Reduced requirements for parking space could create surplus land for higher value urban redevelopment and community use. The realisation of these social and structural benefits will require proactive management through changes in land use planning policy and regulations.17
2.18
Some witnesses suggested that improved transport options will instead see increased urban sprawl as people take advantage of the convenience of autonomous transport to live further away from their workplaces than they currently do.18

Environment

2.19
Alongside the anticipated benefit of easing congestion is the likelihood that driverless vehicles will have a positive effect on the environment. While the main impact is likely to come from electric, rather than autonomous vehicles, the Committee nonetheless heard that autonomous vehicles should result in improved environmental performance.
2.20
As DIRD’s submission noted, Australia’s transport sector is responsible for 16 per cent of the country’s total greenhouse gas emissions, with light vehicles making up 10 per cent of the total.19
2.21
Telstra pointed to the advantages through improved, and more consistent, driving as well as using information available to vehicles via network connections to improve fuel usage.20
2.22
Volvo made a similar point, noting that autonomous vehicles are likely to reduce the forms of driving which are most fuel intensive:
Autonomous, connected cars will be able to drive more efficiently, reducing fuel consumption and harmful emissions. Better anticipation and communication with other cars will reduce stop/start traffic and heavy braking, and they will be able to form safe, tightly packed ‘road trains’ that reduce aerodynamic drag at speed.21
2.23
The latter point links to one of the anticipated benefits of truck platooning, likely to be one of the earliest functions of automated vehicles, as Telstra’s submission explained:
AVs in the Transport & Logistics sector can take advantage of techniques like truck platooning (where a truck travels close enough behind another to benefit from the wind break created by the leader, informed by C-ITS) or vehicle to infrastructure (V2I) communication which can provide green light priority for heavy vehicles to reduce carbon emissions from both fuel burn and reduced congestion… For example, Platooning vendor Peloton estimates a 7.5 per cent fuel reduction from platooning just two trucks.22
2.24
Volvo also noted that self-driving vehicles could have the further impact of making electric vehicle use more efficient, by automatically driving to and from a charging station as convenient, rather than requiring a human driver to do so.23
2.25
However, as with anticipated reductions in traffic congestion, the dominant use model for driverless vehicles will be a critical factor. Environmental benefits may be lessened if autonomous vehicles lead to a rise in vehicle usage because of the convenience they offer or because they frequently drive without passengers.24

Key barriers to public acceptance

2.26
This section discusses some of the key barriers to the public acceptance of driverless vehicles as identified by submitters and witnesses. Two of the major barriers, questions of legal liability and the impact driverless vehicles will have on employment, are discussed separately, in chapters four and five respectively.

# Information provided
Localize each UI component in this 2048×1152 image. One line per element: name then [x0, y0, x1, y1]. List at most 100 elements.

# Problem statement
Continue the committee report excerpt on driverless vehicles from the point where it stops. The listing above is drawn from a separate source and is unrelated to the text.

# Answer to the task
Data security and privacy

2.27
A barrier to public acceptance of autonomous vehicles is the level of concern regarding data issues, particularly in terms of the privacy of personal information and the vulnerability of data to cybersecurity threats.

Privacy, data use and ownership

2.28
The submission from the iMove CRC team outlined the concerns regarding privacy and vulnerability to hacking:
People are justifiably concerned about the collection of data and its subsequent use. We need to have a clear understanding of what data that is being collected in order to predetermine how it is used and ensure that people’s fears are allayed. A global data governance model that considers all information sources would play an important role here for the ‘global good’, however there are considerable challenges in setting this up. 25
2.29
The scale of the data which will be created by autonomous vehicles was explained by Professor Butler from the Queensland University of Technology:
These vehicles are going to generate an enormous amount of data. I saw a quote from the CEO of Intel that suggested that, over an eight-hour period of driving, one of these vehicles will generate and consume 40 terabytes of data. So for every eight hours they will create 40 terabytes of data. That data is very wide ranging, and the implications of it from a privacy perspective may depend on the particular model that we are talking about...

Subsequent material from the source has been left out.